### Instructions for the task
Print each of the entries exactly, leaving nothing out.

### The records
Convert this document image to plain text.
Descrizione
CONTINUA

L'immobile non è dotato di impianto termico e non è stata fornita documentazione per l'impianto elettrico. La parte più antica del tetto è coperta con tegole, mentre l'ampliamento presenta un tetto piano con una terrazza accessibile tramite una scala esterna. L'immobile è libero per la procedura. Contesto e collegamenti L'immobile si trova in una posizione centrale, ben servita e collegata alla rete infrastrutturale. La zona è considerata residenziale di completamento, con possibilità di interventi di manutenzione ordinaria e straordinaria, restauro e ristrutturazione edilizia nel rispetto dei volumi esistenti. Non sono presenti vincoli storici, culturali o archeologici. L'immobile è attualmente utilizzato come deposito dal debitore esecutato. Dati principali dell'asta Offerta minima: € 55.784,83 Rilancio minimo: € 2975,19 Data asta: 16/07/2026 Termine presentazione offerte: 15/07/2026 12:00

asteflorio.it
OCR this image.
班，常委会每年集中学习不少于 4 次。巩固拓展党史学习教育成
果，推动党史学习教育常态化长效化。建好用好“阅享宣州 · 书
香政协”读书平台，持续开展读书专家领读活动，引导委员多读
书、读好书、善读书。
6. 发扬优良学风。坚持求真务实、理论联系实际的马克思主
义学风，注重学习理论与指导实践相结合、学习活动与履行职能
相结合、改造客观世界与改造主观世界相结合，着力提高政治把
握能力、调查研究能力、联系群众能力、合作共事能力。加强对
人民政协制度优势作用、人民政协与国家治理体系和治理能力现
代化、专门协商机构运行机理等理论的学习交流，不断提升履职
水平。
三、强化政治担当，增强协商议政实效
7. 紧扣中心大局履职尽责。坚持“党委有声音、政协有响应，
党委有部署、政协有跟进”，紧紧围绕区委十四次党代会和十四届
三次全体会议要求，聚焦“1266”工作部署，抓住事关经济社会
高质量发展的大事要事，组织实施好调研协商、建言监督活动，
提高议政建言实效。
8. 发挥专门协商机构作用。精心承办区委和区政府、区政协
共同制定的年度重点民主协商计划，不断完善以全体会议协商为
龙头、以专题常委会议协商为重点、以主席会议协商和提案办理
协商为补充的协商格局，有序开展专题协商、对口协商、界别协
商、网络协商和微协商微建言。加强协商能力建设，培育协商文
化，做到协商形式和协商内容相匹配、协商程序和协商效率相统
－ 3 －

### Answer to the task
Convert this document image to plain text.
Descrizione
CONTINUA

L'immobile non è dotato di impianto termico e non è stata fornita documentazione per l'impianto elettrico. La parte più antica del tetto è coperta con tegole, mentre l'ampliamento presenta un tetto piano con una terrazza accessibile tramite una scala esterna. L'immobile è libero per la procedura. Contesto e collegamenti L'immobile si trova in una posizione centrale, ben servita e collegata alla rete infrastrutturale. La zona è considerata residenziale di completamento, con possibilità di interventi di manutenzione ordinaria e straordinaria, restauro e ristrutturazione edilizia nel rispetto dei volumi esistenti. Non sono presenti vincoli storici, culturali o archeologici. L'immobile è attualmente utilizzato come deposito dal debitore esecutato. Dati principali dell'asta Offerta minima: € 55.784,83 Rilancio minimo: € 2975,19 Data asta: 16/07/2026 Termine presentazione offerte: 15/07/2026 12:00

asteflorio.it
OCR this image.
班，常委会每年集中学习不少于 4 次。巩固拓展党史学习教育成
果，推动党史学习教育常态化长效化。建好用好“阅享宣州 · 书
香政协”读书平台，持续开展读书专家领读活动，引导委员多读
书、读好书、善读书。
6. 发扬优良学风。坚持求真务实、理论联系实际的马克思主
义学风，注重学习理论与指导实践相结合、学习活动与履行职能
相结合、改造客观世界与改造主观世界相结合，着力提高政治把
握能力、调查研究能力、联系群众能力、合作共事能力。加强对
人民政协制度优势作用、人民政协与国家治理体系和治理能力现
代化、专门协商机构运行机理等理论的学习交流，不断提升履职
水平。
三、强化政治担当，增强协商议政实效
7. 紧扣中心大局履职尽责。坚持“党委有声音、政协有响应，
党委有部署、政协有跟进”，紧紧围绕区委十四次党代会和十四届
三次全体会议要求，聚焦“1266”工作部署，抓住事关经济社会
高质量发展的大事要事，组织实施好调研协商、建言监督活动，
提高议政建言实效。
8. 发挥专门协商机构作用。精心承办区委和区政府、区政协
共同制定的年度重点民主协商计划，不断完善以全体会议协商为
龙头、以专题常委会议协商为重点、以主席会议协商和提案办理
协商为补充的协商格局，有序开展专题协商、对口协商、界别协
商、网络协商和微协商微建言。加强协商能力建设，培育协商文
化，做到协商形式和协商内容相匹配、协商程序和协商效率相统
－ 3 －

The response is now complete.